RECORDS TO PROCESS:
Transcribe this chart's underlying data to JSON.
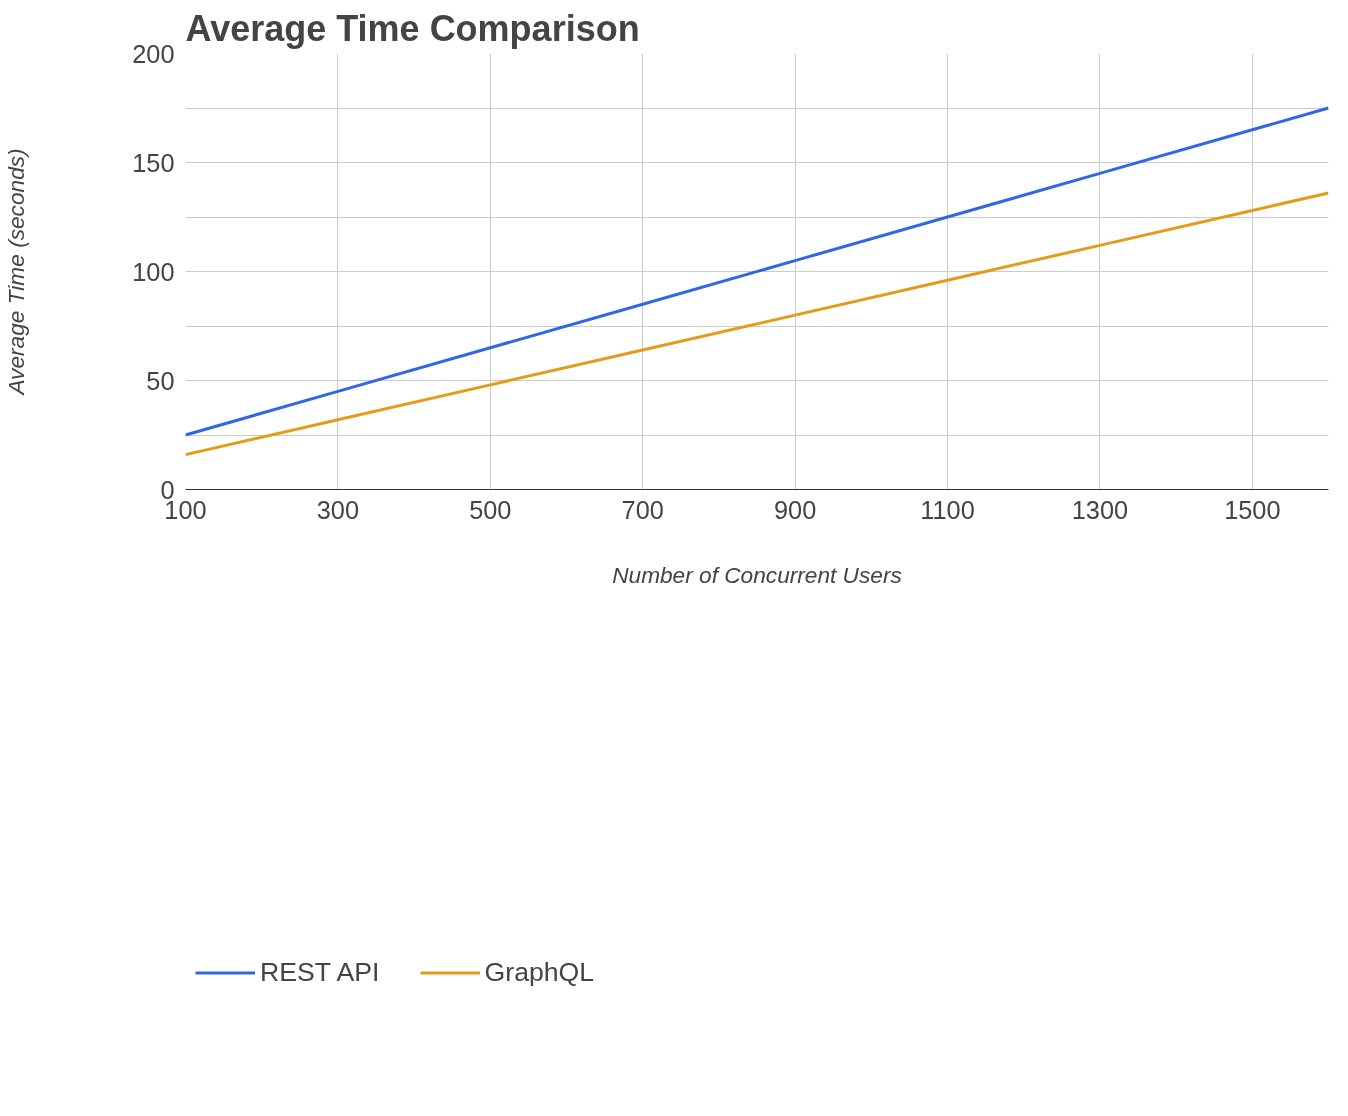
{
  "chart_data": {
    "type": "line",
    "title": "Average Time Comparison",
    "xlabel": "Number of Concurrent Users",
    "ylabel": "Average Time (seconds)",
    "x": [
      100,
      300,
      500,
      700,
      900,
      1100,
      1300,
      1500,
      1600
    ],
    "series": [
      {
        "name": "REST API",
        "color": "#3366e6",
        "values": [
          25,
          45,
          65,
          85,
          105,
          125,
          145,
          165,
          175
        ]
      },
      {
        "name": "GraphQL",
        "color": "#e69a1a",
        "values": [
          16,
          32,
          48,
          64,
          80,
          96,
          112,
          128,
          136
        ]
      }
    ],
    "xlim": [
      100,
      1600
    ],
    "xticks": [
      100,
      300,
      500,
      700,
      900,
      1100,
      1300,
      1500
    ],
    "ylim": [
      0,
      200
    ],
    "yticks": [
      0,
      {
        "value": 25,
        "label": null
      },
      50,
      {
        "value": 75,
        "label": null
      },
      100,
      {
        "value": 125,
        "label": null
      },
      150,
      {
        "value": 175,
        "label": null
      },
      200
    ],
    "grid": true,
    "legend": "bottom left",
    "marker": "none",
    "line_style": "solid"
  }
}
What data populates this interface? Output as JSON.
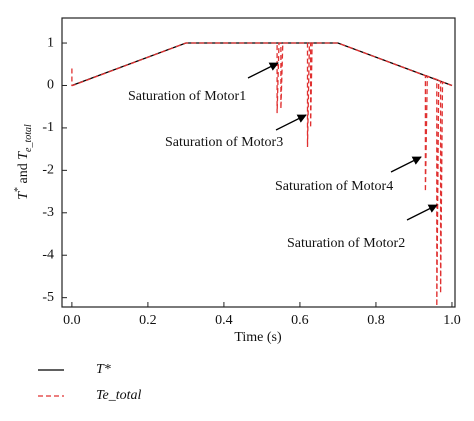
{
  "chart_data": {
    "type": "line",
    "xlabel": "Time (s)",
    "ylabel": [
      "T",
      "*",
      " and ",
      "T",
      "e_total"
    ],
    "xlim": [
      -0.026,
      1.008
    ],
    "ylim": [
      -5.22,
      1.59
    ],
    "xticks": [
      {
        "value": 0,
        "label": "0.0"
      },
      0.2,
      0.4,
      0.6,
      0.8,
      {
        "value": 1,
        "label": "1.0"
      }
    ],
    "yticks": [
      1,
      0,
      -1,
      -2,
      -3,
      -4,
      -5
    ],
    "series": [
      {
        "name": "T*",
        "color": "#000000",
        "dashed": false,
        "x": [
          0,
          0.3,
          0.7,
          1.0
        ],
        "values": [
          0,
          1,
          1,
          0
        ]
      },
      {
        "name": "Te_total",
        "color": "#e03030",
        "dashed": true,
        "x": [
          0,
          0,
          0.002,
          0.3,
          0.54,
          0.54,
          0.545,
          0.55,
          0.55,
          0.555,
          0.62,
          0.62,
          0.625,
          0.628,
          0.628,
          0.632,
          0.7,
          0.93,
          0.93,
          0.935,
          0.96,
          0.96,
          0.965,
          0.97,
          0.97,
          0.975,
          1.0
        ],
        "values": [
          0.4,
          0,
          0,
          1,
          1,
          -0.65,
          1,
          1,
          -0.55,
          1,
          1,
          -1.45,
          1,
          1,
          -1.0,
          1,
          1,
          0.23,
          -2.5,
          0.22,
          0.14,
          -5.2,
          0.12,
          0.1,
          -4.9,
          0.08,
          0
        ]
      }
    ],
    "annotations": [
      "Saturation of Motor1",
      "Saturation of Motor3",
      "Saturation of Motor4",
      "Saturation of Motor2"
    ]
  }
}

INSTRUCTIONS FOR THE TASK: Quote every line word for word and keep the images out of the copy.

REPLY:
Transcribe this chart's underlying data to JSON.
{
  "chart_data": {
    "type": "line",
    "title": "Average Time Comparison",
    "xlabel": "Number of Concurrent Users",
    "ylabel": "Average Time (seconds)",
    "x": [
      100,
      300,
      500,
      700,
      900,
      1100,
      1300,
      1500,
      1600
    ],
    "series": [
      {
        "name": "REST API",
        "color": "#3366e6",
        "values": [
          25,
          45,
          65,
          85,
          105,
          125,
          145,
          165,
          175
        ]
      },
      {
        "name": "GraphQL",
        "color": "#e69a1a",
        "values": [
          16,
          32,
          48,
          64,
          80,
          96,
          112,
          128,
          136
        ]
      }
    ],
    "xlim": [
      100,
      1600
    ],
    "xticks": [
      100,
      300,
      500,
      700,
      900,
      1100,
      1300,
      1500
    ],
    "ylim": [
      0,
      200
    ],
    "yticks": [
      0,
      {
        "value": 25,
        "label": null
      },
      50,
      {
        "value": 75,
        "label": null
      },
      100,
      {
        "value": 125,
        "label": null
      },
      150,
      {
        "value": 175,
        "label": null
      },
      200
    ],
    "grid": true,
    "legend": "bottom left",
    "marker": "none",
    "line_style": "solid"
  }
}
What data populates this interface? Output as JSON.
{
  "chart_data": {
    "type": "line",
    "xlabel": "Time (s)",
    "ylabel": [
      "T",
      "*",
      " and ",
      "T",
      "e_total"
    ],
    "xlim": [
      -0.026,
      1.008
    ],
    "ylim": [
      -5.22,
      1.59
    ],
    "xticks": [
      {
        "value": 0,
        "label": "0.0"
      },
      0.2,
      0.4,
      0.6,
      0.8,
      {
        "value": 1,
        "label": "1.0"
      }
    ],
    "yticks": [
      1,
      0,
      -1,
      -2,
      -3,
      -4,
      -5
    ],
    "series": [
      {
        "name": "T*",
        "color": "#000000",
        "dashed": false,
        "x": [
          0,
          0.3,
          0.7,
          1.0
        ],
        "values": [
          0,
          1,
          1,
          0
        ]
      },
      {
        "name": "Te_total",
        "color": "#e03030",
        "dashed": true,
        "x": [
          0,
          0,
          0.002,
          0.3,
          0.54,
          0.54,
          0.545,
          0.55,
          0.55,
          0.555,
          0.62,
          0.62,
          0.625,
          0.628,
          0.628,
          0.632,
          0.7,
          0.93,
          0.93,
          0.935,
          0.96,
          0.96,
          0.965,
          0.97,
          0.97,
          0.975,
          1.0
        ],
        "values": [
          0.4,
          0,
          0,
          1,
          1,
          -0.65,
          1,
          1,
          -0.55,
          1,
          1,
          -1.45,
          1,
          1,
          -1.0,
          1,
          1,
          0.23,
          -2.5,
          0.22,
          0.14,
          -5.2,
          0.12,
          0.1,
          -4.9,
          0.08,
          0
        ]
      }
    ],
    "annotations": [
      "Saturation of Motor1",
      "Saturation of Motor3",
      "Saturation of Motor4",
      "Saturation of Motor2"
    ]
  }
}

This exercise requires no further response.